--- WHAT THIS TASK INVOLVES ---
A line counts if it contains the word "intermediate" at least once. State how many such lines the records contain, giving the number alone.

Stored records
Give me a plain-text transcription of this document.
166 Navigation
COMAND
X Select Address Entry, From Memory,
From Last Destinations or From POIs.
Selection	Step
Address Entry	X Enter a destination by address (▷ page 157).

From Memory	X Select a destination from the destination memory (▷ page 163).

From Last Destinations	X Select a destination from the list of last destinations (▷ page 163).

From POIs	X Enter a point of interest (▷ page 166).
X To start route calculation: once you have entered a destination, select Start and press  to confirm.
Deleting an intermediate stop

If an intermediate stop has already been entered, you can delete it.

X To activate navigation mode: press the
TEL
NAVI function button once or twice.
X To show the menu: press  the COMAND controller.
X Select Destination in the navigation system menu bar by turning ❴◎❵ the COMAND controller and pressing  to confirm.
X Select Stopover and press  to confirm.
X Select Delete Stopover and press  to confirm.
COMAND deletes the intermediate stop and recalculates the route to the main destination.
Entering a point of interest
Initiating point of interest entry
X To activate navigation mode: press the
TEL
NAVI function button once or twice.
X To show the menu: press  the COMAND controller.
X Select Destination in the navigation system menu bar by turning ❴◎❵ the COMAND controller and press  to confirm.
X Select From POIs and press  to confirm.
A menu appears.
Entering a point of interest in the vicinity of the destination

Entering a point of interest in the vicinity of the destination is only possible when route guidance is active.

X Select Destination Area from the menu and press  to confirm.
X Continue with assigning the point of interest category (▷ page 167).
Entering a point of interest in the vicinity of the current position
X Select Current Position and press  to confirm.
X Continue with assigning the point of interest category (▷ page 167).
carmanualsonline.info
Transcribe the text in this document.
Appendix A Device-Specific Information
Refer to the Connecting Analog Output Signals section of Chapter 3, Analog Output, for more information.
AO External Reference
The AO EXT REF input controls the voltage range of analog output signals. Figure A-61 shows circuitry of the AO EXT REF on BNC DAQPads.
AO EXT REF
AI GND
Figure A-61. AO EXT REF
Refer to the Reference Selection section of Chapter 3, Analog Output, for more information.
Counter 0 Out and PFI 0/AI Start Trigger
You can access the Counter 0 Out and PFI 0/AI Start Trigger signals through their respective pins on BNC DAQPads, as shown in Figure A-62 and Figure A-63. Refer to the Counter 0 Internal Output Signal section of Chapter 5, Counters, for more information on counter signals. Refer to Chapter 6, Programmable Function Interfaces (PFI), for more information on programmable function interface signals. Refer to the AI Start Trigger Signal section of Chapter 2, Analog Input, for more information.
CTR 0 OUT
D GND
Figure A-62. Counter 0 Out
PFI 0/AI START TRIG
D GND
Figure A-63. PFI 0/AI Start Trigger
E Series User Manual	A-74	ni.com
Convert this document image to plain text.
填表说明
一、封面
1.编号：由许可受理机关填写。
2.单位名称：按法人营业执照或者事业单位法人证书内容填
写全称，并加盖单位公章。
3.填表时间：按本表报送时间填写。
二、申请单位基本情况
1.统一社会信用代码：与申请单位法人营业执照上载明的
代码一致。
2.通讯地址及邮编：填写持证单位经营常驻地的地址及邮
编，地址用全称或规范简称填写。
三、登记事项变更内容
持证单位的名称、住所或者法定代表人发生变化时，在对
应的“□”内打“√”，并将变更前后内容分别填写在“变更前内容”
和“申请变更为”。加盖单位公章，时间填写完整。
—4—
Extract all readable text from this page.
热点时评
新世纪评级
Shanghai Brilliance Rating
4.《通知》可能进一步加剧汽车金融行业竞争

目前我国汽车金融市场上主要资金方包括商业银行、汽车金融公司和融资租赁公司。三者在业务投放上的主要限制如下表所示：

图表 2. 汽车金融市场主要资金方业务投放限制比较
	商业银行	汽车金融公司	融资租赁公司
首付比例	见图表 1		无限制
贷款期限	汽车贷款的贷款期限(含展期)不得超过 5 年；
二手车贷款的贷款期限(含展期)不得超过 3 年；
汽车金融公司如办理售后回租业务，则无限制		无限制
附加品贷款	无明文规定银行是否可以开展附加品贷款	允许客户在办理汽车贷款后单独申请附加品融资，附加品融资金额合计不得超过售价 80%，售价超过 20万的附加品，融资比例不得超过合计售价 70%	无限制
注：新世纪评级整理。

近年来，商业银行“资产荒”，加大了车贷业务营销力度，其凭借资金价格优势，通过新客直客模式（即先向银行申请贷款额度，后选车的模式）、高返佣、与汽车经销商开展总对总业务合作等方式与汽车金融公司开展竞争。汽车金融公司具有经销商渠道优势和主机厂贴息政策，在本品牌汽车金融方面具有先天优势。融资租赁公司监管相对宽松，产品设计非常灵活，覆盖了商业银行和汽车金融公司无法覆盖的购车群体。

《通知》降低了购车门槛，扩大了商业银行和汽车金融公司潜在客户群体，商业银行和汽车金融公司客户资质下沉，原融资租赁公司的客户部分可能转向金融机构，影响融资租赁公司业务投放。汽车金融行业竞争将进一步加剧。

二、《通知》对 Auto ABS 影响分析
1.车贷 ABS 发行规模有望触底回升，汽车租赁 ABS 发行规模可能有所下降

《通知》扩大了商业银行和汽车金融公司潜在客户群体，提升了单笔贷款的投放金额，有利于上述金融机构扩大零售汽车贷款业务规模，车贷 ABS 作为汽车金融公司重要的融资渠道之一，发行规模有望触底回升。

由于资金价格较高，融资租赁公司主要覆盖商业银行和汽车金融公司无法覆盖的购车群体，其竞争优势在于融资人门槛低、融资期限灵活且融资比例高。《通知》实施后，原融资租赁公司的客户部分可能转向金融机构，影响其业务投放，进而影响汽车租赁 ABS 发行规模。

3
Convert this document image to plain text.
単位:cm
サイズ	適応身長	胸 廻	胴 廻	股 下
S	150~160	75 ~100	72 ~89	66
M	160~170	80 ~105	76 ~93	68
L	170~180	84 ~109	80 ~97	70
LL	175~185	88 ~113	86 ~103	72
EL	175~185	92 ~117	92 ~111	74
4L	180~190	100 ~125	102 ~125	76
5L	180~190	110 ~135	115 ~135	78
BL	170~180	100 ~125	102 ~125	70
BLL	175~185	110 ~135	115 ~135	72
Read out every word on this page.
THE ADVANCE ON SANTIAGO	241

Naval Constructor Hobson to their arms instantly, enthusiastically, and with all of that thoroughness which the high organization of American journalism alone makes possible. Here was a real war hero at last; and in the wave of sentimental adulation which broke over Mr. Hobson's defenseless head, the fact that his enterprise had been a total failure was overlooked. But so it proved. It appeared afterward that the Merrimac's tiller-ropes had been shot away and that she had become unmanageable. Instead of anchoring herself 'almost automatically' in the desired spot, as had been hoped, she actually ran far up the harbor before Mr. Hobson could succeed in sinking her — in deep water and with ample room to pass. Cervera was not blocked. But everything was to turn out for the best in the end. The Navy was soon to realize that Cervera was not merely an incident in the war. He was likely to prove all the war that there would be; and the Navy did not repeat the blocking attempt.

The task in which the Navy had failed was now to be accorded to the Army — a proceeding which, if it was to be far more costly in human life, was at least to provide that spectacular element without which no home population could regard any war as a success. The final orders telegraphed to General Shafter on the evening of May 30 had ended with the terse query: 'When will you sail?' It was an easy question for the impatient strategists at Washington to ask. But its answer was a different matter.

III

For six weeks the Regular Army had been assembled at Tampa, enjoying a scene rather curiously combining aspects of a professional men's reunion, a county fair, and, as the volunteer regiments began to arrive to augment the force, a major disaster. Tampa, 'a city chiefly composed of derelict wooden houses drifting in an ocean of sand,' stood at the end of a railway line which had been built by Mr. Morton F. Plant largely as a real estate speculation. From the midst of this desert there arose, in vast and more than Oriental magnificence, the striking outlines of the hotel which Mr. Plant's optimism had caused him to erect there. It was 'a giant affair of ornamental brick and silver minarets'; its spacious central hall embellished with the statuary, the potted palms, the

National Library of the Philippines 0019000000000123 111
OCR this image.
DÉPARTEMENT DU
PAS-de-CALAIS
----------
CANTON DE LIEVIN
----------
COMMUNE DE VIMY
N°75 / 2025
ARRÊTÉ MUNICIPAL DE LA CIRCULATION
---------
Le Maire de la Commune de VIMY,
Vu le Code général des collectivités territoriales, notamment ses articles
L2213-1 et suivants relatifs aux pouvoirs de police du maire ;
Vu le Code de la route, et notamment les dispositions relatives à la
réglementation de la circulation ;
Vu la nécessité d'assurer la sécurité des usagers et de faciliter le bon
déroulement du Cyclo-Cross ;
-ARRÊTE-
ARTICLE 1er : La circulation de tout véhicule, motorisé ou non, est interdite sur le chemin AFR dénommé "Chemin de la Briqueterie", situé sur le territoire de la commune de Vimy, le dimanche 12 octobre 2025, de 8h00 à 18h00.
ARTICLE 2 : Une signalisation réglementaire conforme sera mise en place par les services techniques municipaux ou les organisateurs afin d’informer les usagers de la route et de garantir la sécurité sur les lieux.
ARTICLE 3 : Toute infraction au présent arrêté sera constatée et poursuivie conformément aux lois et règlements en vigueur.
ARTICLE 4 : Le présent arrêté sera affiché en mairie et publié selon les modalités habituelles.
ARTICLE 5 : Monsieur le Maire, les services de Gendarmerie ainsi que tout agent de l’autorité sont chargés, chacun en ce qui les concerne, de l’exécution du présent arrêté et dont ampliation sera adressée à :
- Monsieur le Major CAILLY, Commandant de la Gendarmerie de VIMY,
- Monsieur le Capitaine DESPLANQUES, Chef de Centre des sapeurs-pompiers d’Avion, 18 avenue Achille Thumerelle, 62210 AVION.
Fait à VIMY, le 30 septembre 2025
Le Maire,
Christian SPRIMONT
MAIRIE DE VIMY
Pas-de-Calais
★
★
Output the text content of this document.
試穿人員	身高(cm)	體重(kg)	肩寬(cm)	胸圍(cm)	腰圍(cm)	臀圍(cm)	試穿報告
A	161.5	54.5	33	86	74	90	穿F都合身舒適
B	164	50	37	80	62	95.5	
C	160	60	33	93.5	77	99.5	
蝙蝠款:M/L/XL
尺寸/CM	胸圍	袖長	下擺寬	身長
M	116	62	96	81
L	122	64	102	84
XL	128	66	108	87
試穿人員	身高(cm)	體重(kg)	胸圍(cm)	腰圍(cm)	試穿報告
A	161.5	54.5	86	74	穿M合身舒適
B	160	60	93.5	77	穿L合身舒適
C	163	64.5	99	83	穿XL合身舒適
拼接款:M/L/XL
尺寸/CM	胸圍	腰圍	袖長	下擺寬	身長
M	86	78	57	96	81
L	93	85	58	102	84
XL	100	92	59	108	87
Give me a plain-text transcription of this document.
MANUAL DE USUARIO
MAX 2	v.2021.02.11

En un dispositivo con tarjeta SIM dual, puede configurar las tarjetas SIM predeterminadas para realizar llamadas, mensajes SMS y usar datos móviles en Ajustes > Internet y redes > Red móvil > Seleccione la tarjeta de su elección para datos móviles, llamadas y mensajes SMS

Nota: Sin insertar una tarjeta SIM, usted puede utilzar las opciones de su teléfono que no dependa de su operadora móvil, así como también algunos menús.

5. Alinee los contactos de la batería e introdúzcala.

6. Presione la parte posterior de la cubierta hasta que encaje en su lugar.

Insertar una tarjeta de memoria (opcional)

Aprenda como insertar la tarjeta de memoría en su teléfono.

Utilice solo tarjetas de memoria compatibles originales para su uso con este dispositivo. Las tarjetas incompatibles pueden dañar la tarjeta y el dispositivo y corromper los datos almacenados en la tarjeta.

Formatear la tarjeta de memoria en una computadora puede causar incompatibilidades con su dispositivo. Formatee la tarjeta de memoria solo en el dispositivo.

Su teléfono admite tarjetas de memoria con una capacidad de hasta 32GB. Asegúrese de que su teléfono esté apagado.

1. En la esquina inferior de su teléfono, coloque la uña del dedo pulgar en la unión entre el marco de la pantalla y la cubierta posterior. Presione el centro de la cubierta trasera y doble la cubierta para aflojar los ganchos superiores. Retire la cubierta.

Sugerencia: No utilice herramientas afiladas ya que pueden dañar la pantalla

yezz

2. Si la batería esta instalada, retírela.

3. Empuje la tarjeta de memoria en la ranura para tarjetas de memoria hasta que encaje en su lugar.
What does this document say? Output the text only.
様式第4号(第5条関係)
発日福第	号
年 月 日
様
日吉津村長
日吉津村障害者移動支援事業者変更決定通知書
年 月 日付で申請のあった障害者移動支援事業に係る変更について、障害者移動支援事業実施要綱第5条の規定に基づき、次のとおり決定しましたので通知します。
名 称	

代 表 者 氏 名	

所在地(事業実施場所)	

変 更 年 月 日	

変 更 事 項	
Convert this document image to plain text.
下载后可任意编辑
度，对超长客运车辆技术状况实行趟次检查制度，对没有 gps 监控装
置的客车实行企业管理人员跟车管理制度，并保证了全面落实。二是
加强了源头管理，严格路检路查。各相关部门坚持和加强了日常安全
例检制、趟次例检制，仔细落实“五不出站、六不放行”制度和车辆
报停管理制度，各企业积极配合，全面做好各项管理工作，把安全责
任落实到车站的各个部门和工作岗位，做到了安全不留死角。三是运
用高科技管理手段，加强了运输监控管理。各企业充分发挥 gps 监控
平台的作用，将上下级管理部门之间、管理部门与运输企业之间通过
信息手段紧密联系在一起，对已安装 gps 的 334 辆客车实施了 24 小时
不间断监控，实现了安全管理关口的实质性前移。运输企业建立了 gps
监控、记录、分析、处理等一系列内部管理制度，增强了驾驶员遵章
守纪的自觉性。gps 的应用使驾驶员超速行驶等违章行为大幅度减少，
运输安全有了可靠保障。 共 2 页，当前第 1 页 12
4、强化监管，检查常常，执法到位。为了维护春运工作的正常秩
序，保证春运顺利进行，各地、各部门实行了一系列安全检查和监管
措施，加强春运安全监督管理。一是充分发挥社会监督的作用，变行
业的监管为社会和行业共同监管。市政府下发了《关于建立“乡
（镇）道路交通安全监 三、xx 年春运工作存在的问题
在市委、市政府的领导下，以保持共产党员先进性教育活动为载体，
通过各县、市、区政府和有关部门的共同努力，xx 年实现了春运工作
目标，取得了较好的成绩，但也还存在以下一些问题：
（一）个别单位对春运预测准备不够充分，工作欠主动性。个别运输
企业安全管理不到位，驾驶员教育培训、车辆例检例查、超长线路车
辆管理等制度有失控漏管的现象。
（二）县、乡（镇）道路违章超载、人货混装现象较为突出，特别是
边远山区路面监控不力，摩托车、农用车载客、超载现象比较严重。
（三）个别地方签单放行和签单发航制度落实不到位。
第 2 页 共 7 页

--- SOLUTION TO THE EXERCISE ---
3